[DATA FOR THIS TASK start]
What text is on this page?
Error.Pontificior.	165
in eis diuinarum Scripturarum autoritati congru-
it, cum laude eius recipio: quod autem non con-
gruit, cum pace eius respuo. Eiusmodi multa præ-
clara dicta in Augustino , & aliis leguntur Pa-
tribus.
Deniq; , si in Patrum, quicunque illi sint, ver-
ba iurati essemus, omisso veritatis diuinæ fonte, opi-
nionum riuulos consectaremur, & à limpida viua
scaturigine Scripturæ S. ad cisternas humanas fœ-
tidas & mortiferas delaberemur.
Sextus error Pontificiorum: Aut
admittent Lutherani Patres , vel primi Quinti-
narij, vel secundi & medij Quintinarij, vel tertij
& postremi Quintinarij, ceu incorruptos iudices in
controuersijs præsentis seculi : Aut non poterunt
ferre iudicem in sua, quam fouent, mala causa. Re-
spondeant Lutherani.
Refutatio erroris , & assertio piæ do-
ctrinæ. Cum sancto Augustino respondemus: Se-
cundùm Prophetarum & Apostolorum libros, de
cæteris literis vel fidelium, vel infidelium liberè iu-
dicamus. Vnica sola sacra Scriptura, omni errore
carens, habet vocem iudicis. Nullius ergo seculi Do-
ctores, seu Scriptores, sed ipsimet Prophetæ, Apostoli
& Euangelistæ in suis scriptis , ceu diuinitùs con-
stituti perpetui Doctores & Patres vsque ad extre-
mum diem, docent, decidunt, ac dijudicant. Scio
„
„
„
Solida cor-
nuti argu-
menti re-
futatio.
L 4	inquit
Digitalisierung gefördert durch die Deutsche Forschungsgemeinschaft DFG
[DATA FOR THIS TASK end]
Restate the listing above word for word.

**RESPONSE TO THIS EXERCISE**:
What text is on this page?
Error.Pontificior.	165
in eis diuinarum Scripturarum autoritati congru-
it, cum laude eius recipio: quod autem non con-
gruit, cum pace eius respuo. Eiusmodi multa præ-
clara dicta in Augustino , & aliis leguntur Pa-
tribus.
Deniq; , si in Patrum, quicunque illi sint, ver-
ba iurati essemus, omisso veritatis diuinæ fonte, opi-
nionum riuulos consectaremur, & à limpida viua
scaturigine Scripturæ S. ad cisternas humanas fœ-
tidas & mortiferas delaberemur.
Sextus error Pontificiorum: Aut
admittent Lutherani Patres , vel primi Quinti-
narij, vel secundi & medij Quintinarij, vel tertij
& postremi Quintinarij, ceu incorruptos iudices in
controuersijs præsentis seculi : Aut non poterunt
ferre iudicem in sua, quam fouent, mala causa. Re-
spondeant Lutherani.
Refutatio erroris , & assertio piæ do-
ctrinæ. Cum sancto Augustino respondemus: Se-
cundùm Prophetarum & Apostolorum libros, de
cæteris literis vel fidelium, vel infidelium liberè iu-
dicamus. Vnica sola sacra Scriptura, omni errore
carens, habet vocem iudicis. Nullius ergo seculi Do-
ctores, seu Scriptores, sed ipsimet Prophetæ, Apostoli
& Euangelistæ in suis scriptis , ceu diuinitùs con-
stituti perpetui Doctores & Patres vsque ad extre-
mum diem, docent, decidunt, ac dijudicant. Scio
„
„
„
Solida cor-
nuti argu-
menti re-
futatio.
L 4	inquit
Digitalisierung gefördert durch die Deutsche Forschungsgemeinschaft DFG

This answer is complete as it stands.